--- start Material for the task ---

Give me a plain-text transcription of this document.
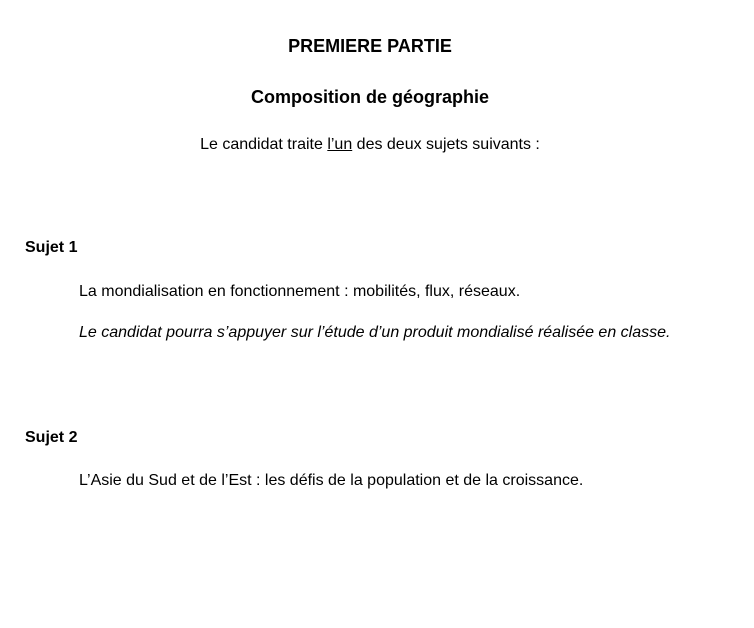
PREMIERE PARTIE
Composition de géographie
Le candidat traite l’un des deux sujets suivants :
Sujet 1
La mondialisation en fonctionnement : mobilités, flux, réseaux.
Le candidat pourra s’appuyer sur l’étude d’un produit mondialisé réalisée en classe.
Sujet 2
L’Asie du Sud et de l’Est : les défis de la population et de la croissance.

--- end Material for the task ---

Return to the listing above and set it down exactly, leaving out its pictures.

Give me a plain-text transcription of this document.
PREMIERE PARTIE
Composition de géographie
Le candidat traite l’un des deux sujets suivants :
Sujet 1
La mondialisation en fonctionnement : mobilités, flux, réseaux.
Le candidat pourra s’appuyer sur l’étude d’un produit mondialisé réalisée en classe.
Sujet 2
L’Asie du Sud et de l’Est : les défis de la population et de la croissance.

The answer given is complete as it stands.